(Data entries)
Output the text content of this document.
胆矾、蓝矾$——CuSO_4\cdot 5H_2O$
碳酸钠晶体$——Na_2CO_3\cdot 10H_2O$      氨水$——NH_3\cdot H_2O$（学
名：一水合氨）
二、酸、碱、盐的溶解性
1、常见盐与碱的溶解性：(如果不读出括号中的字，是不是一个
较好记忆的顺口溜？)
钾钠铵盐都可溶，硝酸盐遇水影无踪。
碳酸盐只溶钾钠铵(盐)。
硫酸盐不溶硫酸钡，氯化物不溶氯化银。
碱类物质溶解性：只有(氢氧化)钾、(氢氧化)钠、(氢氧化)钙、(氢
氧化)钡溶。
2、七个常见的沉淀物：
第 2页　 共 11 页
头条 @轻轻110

(What to do): All of the data needs to be reproduced exactly, with no line missing.

(Answer to the exercise):
Output the text content of this document.
胆矾、蓝矾$——CuSO_4\cdot 5H_2O$
碳酸钠晶体$——Na_2CO_3\cdot 10H_2O$      氨水$——NH_3\cdot H_2O$（学
名：一水合氨）
二、酸、碱、盐的溶解性
1、常见盐与碱的溶解性：(如果不读出括号中的字，是不是一个
较好记忆的顺口溜？)
钾钠铵盐都可溶，硝酸盐遇水影无踪。
碳酸盐只溶钾钠铵(盐)。
硫酸盐不溶硫酸钡，氯化物不溶氯化银。
碱类物质溶解性：只有(氢氧化)钾、(氢氧化)钠、(氢氧化)钙、(氢
氧化)钡溶。
2、七个常见的沉淀物：
第 2页　 共 11 页
头条 @轻轻110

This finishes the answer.